Your goal —
Reproduce the complete listing without any deviation.

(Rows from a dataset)
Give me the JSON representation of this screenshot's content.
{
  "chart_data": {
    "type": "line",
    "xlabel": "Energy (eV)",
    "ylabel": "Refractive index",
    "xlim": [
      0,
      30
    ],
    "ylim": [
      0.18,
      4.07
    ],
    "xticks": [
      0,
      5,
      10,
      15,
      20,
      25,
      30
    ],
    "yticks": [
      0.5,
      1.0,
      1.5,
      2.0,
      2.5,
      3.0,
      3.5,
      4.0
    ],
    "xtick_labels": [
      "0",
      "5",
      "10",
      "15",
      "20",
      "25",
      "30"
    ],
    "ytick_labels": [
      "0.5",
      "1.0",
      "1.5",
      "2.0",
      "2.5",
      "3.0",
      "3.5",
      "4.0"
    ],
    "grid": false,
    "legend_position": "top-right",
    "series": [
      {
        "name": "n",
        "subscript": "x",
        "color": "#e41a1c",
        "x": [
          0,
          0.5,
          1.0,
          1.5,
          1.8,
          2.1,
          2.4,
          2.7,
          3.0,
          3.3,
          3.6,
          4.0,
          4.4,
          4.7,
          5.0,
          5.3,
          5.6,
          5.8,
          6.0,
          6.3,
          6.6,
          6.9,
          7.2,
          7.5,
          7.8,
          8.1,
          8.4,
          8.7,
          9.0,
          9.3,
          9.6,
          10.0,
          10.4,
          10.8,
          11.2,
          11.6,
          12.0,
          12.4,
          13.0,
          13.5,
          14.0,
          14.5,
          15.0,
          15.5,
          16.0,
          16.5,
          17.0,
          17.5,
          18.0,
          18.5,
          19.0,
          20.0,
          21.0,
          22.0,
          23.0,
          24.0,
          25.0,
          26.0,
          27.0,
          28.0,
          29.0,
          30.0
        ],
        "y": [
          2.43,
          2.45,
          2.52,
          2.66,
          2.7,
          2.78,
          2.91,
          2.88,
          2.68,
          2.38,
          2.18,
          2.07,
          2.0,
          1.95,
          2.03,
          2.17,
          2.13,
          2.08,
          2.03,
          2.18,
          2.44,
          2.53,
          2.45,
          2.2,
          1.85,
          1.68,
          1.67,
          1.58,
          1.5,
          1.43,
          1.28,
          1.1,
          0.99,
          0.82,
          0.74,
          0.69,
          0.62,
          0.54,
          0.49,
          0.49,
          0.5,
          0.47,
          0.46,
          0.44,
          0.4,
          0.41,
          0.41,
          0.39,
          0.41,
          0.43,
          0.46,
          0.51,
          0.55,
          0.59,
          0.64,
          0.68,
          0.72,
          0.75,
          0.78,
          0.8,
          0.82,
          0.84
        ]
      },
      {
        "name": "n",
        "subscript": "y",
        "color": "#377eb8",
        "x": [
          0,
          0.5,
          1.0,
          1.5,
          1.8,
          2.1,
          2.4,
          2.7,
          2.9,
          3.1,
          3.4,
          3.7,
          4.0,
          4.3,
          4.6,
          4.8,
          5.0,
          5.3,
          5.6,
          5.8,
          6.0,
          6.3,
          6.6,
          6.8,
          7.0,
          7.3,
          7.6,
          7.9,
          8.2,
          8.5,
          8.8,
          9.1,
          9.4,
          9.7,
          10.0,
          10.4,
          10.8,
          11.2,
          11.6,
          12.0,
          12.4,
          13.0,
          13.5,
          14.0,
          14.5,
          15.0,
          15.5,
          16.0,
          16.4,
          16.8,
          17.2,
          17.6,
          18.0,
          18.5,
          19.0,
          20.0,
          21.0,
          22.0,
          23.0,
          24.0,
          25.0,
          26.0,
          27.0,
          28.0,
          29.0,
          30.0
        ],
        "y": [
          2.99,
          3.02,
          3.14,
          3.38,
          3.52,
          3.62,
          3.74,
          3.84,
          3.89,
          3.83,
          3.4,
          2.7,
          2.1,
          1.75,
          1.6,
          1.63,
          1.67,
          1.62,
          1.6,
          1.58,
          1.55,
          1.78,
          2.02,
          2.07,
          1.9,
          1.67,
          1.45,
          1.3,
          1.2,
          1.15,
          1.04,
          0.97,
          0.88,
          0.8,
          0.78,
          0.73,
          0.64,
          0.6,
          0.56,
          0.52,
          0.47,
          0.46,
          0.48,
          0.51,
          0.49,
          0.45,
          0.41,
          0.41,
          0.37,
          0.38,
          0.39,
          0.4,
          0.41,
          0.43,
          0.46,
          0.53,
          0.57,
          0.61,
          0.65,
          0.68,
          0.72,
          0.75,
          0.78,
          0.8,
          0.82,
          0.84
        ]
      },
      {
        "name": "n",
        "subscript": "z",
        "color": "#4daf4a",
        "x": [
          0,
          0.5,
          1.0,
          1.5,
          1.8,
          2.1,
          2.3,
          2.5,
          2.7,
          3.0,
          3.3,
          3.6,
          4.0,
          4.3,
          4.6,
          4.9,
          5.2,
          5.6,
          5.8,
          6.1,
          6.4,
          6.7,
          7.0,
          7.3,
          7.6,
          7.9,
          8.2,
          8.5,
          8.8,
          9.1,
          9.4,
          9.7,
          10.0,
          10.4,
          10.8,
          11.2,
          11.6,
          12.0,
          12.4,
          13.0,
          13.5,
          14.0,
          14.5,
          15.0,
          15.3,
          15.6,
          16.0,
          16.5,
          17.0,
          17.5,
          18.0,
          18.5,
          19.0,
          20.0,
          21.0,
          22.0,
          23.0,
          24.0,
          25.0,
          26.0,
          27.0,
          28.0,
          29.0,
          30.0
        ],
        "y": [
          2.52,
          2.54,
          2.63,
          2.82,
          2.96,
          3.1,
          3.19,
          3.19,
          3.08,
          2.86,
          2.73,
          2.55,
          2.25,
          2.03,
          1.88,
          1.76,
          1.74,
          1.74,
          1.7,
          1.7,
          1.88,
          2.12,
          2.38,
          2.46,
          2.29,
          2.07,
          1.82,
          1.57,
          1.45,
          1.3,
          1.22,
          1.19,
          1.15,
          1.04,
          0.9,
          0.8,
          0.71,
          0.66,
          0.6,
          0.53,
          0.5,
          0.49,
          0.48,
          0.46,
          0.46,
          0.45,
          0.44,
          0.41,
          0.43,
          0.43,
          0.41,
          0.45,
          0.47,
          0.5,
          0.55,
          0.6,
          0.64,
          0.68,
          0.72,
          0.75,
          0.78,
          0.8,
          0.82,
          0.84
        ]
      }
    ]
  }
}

Correct answer —
Give me the JSON representation of this screenshot's content.
{
  "chart_data": {
    "type": "line",
    "xlabel": "Energy (eV)",
    "ylabel": "Refractive index",
    "xlim": [
      0,
      30
    ],
    "ylim": [
      0.18,
      4.07
    ],
    "xticks": [
      0,
      5,
      10,
      15,
      20,
      25,
      30
    ],
    "yticks": [
      0.5,
      1.0,
      1.5,
      2.0,
      2.5,
      3.0,
      3.5,
      4.0
    ],
    "xtick_labels": [
      "0",
      "5",
      "10",
      "15",
      "20",
      "25",
      "30"
    ],
    "ytick_labels": [
      "0.5",
      "1.0",
      "1.5",
      "2.0",
      "2.5",
      "3.0",
      "3.5",
      "4.0"
    ],
    "grid": false,
    "legend_position": "top-right",
    "series": [
      {
        "name": "n",
        "subscript": "x",
        "color": "#e41a1c",
        "x": [
          0,
          0.5,
          1.0,
          1.5,
          1.8,
          2.1,
          2.4,
          2.7,
          3.0,
          3.3,
          3.6,
          4.0,
          4.4,
          4.7,
          5.0,
          5.3,
          5.6,
          5.8,
          6.0,
          6.3,
          6.6,
          6.9,
          7.2,
          7.5,
          7.8,
          8.1,
          8.4,
          8.7,
          9.0,
          9.3,
          9.6,
          10.0,
          10.4,
          10.8,
          11.2,
          11.6,
          12.0,
          12.4,
          13.0,
          13.5,
          14.0,
          14.5,
          15.0,
          15.5,
          16.0,
          16.5,
          17.0,
          17.5,
          18.0,
          18.5,
          19.0,
          20.0,
          21.0,
          22.0,
          23.0,
          24.0,
          25.0,
          26.0,
          27.0,
          28.0,
          29.0,
          30.0
        ],
        "y": [
          2.43,
          2.45,
          2.52,
          2.66,
          2.7,
          2.78,
          2.91,
          2.88,
          2.68,
          2.38,
          2.18,
          2.07,
          2.0,
          1.95,
          2.03,
          2.17,
          2.13,
          2.08,
          2.03,
          2.18,
          2.44,
          2.53,
          2.45,
          2.2,
          1.85,
          1.68,
          1.67,
          1.58,
          1.5,
          1.43,
          1.28,
          1.1,
          0.99,
          0.82,
          0.74,
          0.69,
          0.62,
          0.54,
          0.49,
          0.49,
          0.5,
          0.47,
          0.46,
          0.44,
          0.4,
          0.41,
          0.41,
          0.39,
          0.41,
          0.43,
          0.46,
          0.51,
          0.55,
          0.59,
          0.64,
          0.68,
          0.72,
          0.75,
          0.78,
          0.8,
          0.82,
          0.84
        ]
      },
      {
        "name": "n",
        "subscript": "y",
        "color": "#377eb8",
        "x": [
          0,
          0.5,
          1.0,
          1.5,
          1.8,
          2.1,
          2.4,
          2.7,
          2.9,
          3.1,
          3.4,
          3.7,
          4.0,
          4.3,
          4.6,
          4.8,
          5.0,
          5.3,
          5.6,
          5.8,
          6.0,
          6.3,
          6.6,
          6.8,
          7.0,
          7.3,
          7.6,
          7.9,
          8.2,
          8.5,
          8.8,
          9.1,
          9.4,
          9.7,
          10.0,
          10.4,
          10.8,
          11.2,
          11.6,
          12.0,
          12.4,
          13.0,
          13.5,
          14.0,
          14.5,
          15.0,
          15.5,
          16.0,
          16.4,
          16.8,
          17.2,
          17.6,
          18.0,
          18.5,
          19.0,
          20.0,
          21.0,
          22.0,
          23.0,
          24.0,
          25.0,
          26.0,
          27.0,
          28.0,
          29.0,
          30.0
        ],
        "y": [
          2.99,
          3.02,
          3.14,
          3.38,
          3.52,
          3.62,
          3.74,
          3.84,
          3.89,
          3.83,
          3.4,
          2.7,
          2.1,
          1.75,
          1.6,
          1.63,
          1.67,
          1.62,
          1.6,
          1.58,
          1.55,
          1.78,
          2.02,
          2.07,
          1.9,
          1.67,
          1.45,
          1.3,
          1.2,
          1.15,
          1.04,
          0.97,
          0.88,
          0.8,
          0.78,
          0.73,
          0.64,
          0.6,
          0.56,
          0.52,
          0.47,
          0.46,
          0.48,
          0.51,
          0.49,
          0.45,
          0.41,
          0.41,
          0.37,
          0.38,
          0.39,
          0.4,
          0.41,
          0.43,
          0.46,
          0.53,
          0.57,
          0.61,
          0.65,
          0.68,
          0.72,
          0.75,
          0.78,
          0.8,
          0.82,
          0.84
        ]
      },
      {
        "name": "n",
        "subscript": "z",
        "color": "#4daf4a",
        "x": [
          0,
          0.5,
          1.0,
          1.5,
          1.8,
          2.1,
          2.3,
          2.5,
          2.7,
          3.0,
          3.3,
          3.6,
          4.0,
          4.3,
          4.6,
          4.9,
          5.2,
          5.6,
          5.8,
          6.1,
          6.4,
          6.7,
          7.0,
          7.3,
          7.6,
          7.9,
          8.2,
          8.5,
          8.8,
          9.1,
          9.4,
          9.7,
          10.0,
          10.4,
          10.8,
          11.2,
          11.6,
          12.0,
          12.4,
          13.0,
          13.5,
          14.0,
          14.5,
          15.0,
          15.3,
          15.6,
          16.0,
          16.5,
          17.0,
          17.5,
          18.0,
          18.5,
          19.0,
          20.0,
          21.0,
          22.0,
          23.0,
          24.0,
          25.0,
          26.0,
          27.0,
          28.0,
          29.0,
          30.0
        ],
        "y": [
          2.52,
          2.54,
          2.63,
          2.82,
          2.96,
          3.1,
          3.19,
          3.19,
          3.08,
          2.86,
          2.73,
          2.55,
          2.25,
          2.03,
          1.88,
          1.76,
          1.74,
          1.74,
          1.7,
          1.7,
          1.88,
          2.12,
          2.38,
          2.46,
          2.29,
          2.07,
          1.82,
          1.57,
          1.45,
          1.3,
          1.22,
          1.19,
          1.15,
          1.04,
          0.9,
          0.8,
          0.71,
          0.66,
          0.6,
          0.53,
          0.5,
          0.49,
          0.48,
          0.46,
          0.46,
          0.45,
          0.44,
          0.41,
          0.43,
          0.43,
          0.41,
          0.45,
          0.47,
          0.5,
          0.55,
          0.6,
          0.64,
          0.68,
          0.72,
          0.75,
          0.78,
          0.8,
          0.82,
          0.84
        ]
      }
    ]
  }
}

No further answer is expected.